• _Task goal_:
Seek out every line containing the word "Tarefas", and copy each.

Stored entries:
----

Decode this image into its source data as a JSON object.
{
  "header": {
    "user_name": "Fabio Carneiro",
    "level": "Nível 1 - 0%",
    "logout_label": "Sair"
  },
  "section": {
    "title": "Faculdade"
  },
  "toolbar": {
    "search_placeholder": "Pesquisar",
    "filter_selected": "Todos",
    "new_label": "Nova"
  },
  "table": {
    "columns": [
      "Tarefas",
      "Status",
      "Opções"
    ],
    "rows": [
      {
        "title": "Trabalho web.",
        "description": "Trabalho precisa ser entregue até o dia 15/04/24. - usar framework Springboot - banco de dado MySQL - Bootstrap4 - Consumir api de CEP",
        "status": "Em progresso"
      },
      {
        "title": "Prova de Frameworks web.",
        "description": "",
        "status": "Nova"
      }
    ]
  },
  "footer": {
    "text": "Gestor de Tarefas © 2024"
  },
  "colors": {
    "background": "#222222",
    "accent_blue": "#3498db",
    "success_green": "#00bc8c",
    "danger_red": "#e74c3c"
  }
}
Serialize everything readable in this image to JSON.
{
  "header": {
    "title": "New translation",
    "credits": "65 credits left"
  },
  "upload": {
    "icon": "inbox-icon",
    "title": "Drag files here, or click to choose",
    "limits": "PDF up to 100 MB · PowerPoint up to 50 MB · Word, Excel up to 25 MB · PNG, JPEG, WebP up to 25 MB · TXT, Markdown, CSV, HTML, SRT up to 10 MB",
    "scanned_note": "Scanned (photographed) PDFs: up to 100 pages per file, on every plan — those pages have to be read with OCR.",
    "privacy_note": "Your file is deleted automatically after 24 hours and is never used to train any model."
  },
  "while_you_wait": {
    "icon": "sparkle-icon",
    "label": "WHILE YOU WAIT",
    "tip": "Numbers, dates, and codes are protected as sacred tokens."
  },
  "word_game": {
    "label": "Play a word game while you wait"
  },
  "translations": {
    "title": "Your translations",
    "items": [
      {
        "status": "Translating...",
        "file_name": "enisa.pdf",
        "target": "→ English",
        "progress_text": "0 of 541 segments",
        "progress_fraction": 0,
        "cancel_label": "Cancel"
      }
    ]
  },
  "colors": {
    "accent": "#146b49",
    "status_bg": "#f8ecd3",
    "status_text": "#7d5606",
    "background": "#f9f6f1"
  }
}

----

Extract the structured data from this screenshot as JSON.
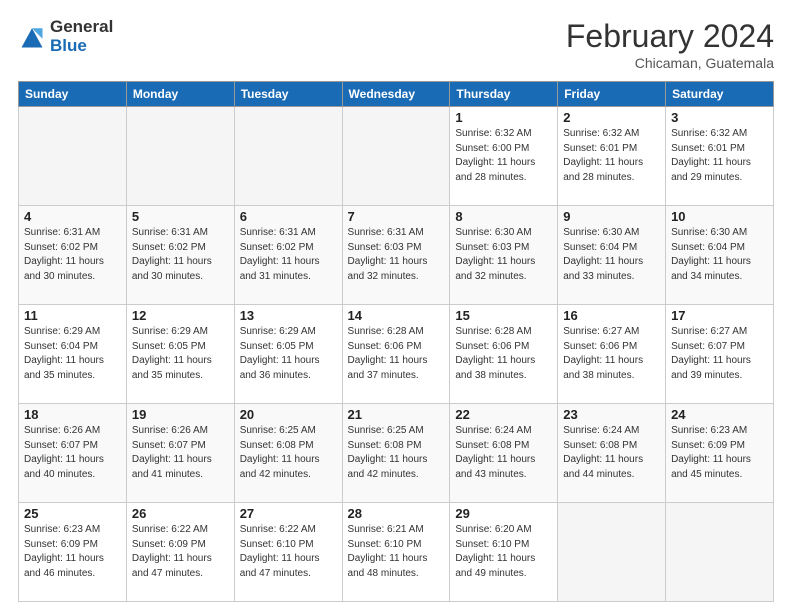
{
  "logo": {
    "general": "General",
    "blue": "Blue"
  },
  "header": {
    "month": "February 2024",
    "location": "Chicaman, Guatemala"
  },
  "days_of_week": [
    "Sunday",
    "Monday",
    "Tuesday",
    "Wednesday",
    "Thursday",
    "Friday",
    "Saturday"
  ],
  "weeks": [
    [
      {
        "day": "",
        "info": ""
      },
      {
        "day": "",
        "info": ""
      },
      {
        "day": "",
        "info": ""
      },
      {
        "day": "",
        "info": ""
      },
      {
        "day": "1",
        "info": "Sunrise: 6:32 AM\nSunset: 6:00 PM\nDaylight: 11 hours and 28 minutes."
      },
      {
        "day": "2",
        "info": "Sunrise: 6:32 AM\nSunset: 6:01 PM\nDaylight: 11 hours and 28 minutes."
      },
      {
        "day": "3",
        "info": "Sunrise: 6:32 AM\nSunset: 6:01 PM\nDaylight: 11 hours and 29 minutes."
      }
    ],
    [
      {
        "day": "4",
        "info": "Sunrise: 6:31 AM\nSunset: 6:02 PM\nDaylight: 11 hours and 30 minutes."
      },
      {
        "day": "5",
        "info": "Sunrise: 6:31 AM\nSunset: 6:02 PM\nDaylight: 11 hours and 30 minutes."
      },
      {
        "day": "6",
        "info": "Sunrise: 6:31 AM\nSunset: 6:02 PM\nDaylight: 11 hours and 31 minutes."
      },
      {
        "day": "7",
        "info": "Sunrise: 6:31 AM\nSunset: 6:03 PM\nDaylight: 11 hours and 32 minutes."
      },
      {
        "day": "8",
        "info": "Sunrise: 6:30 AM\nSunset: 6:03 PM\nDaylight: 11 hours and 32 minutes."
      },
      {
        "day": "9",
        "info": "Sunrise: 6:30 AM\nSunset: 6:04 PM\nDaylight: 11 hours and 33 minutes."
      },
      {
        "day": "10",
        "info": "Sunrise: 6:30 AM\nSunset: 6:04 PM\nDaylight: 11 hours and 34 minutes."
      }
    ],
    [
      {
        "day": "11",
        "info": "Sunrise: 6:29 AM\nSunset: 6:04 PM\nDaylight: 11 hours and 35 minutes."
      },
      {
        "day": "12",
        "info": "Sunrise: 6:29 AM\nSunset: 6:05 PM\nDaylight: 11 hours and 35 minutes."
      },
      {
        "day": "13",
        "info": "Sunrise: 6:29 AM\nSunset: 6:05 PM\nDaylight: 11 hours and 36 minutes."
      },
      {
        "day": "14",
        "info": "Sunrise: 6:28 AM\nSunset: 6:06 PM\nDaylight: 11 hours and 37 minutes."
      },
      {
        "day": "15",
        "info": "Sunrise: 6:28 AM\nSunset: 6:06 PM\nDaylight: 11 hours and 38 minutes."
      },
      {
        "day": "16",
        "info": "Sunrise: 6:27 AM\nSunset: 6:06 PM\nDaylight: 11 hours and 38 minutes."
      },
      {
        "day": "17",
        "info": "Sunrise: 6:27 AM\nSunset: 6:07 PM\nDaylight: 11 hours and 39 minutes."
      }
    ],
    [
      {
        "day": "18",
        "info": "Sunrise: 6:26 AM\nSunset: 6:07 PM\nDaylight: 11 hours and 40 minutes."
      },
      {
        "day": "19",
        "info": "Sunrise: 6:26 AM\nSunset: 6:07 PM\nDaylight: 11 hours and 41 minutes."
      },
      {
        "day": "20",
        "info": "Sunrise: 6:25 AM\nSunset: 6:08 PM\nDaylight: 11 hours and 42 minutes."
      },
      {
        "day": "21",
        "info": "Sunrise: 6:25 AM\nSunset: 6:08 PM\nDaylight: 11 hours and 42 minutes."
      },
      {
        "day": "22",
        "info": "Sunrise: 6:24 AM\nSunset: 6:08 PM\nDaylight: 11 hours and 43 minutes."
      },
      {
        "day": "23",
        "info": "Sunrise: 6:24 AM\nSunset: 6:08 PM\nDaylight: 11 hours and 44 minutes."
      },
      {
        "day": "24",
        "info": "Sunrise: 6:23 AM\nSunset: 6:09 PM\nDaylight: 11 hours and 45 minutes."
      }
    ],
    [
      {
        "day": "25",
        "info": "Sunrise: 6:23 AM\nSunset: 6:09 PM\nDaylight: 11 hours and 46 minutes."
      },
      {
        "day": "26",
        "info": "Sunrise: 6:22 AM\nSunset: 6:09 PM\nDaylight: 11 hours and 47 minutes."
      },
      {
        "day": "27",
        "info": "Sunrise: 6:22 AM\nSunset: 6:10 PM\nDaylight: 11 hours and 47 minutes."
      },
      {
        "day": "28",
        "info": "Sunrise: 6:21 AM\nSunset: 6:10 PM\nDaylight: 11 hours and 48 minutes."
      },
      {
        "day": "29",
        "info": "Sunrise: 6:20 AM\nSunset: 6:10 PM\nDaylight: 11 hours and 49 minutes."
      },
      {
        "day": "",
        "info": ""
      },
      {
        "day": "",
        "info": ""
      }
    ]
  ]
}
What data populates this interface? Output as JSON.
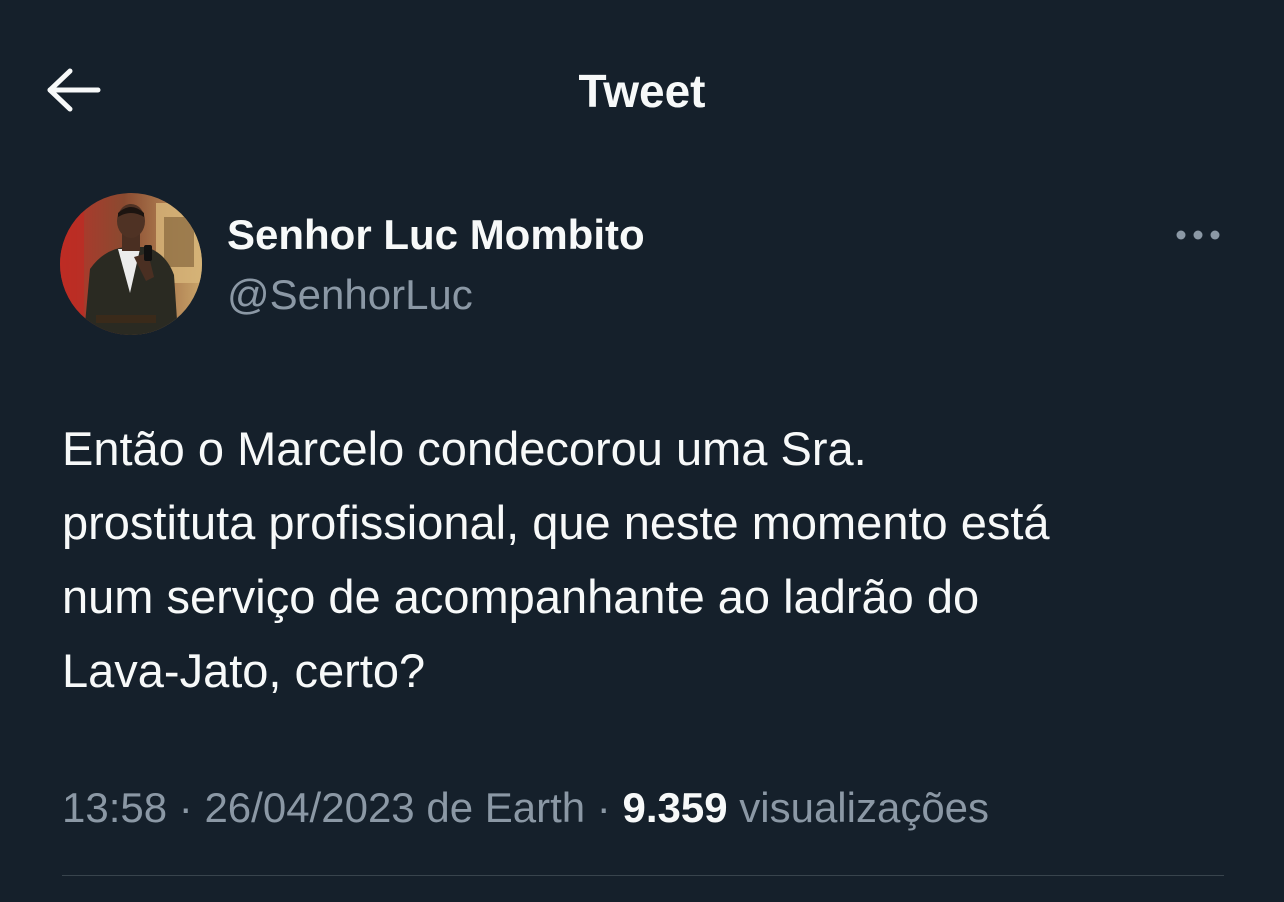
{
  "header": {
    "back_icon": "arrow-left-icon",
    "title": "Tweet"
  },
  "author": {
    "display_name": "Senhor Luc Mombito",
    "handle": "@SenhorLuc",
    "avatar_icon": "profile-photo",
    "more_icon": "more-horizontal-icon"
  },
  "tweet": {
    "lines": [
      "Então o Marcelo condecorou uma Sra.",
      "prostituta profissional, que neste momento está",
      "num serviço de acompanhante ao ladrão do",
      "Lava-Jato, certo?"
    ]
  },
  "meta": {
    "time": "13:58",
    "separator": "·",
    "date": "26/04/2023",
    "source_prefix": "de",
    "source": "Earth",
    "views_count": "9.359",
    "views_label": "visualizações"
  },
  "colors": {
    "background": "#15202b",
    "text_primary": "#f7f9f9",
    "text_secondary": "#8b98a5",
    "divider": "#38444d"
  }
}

----

• _Result_:
      "Tarefas",
    "text": "Gestor de Tarefas © 2024"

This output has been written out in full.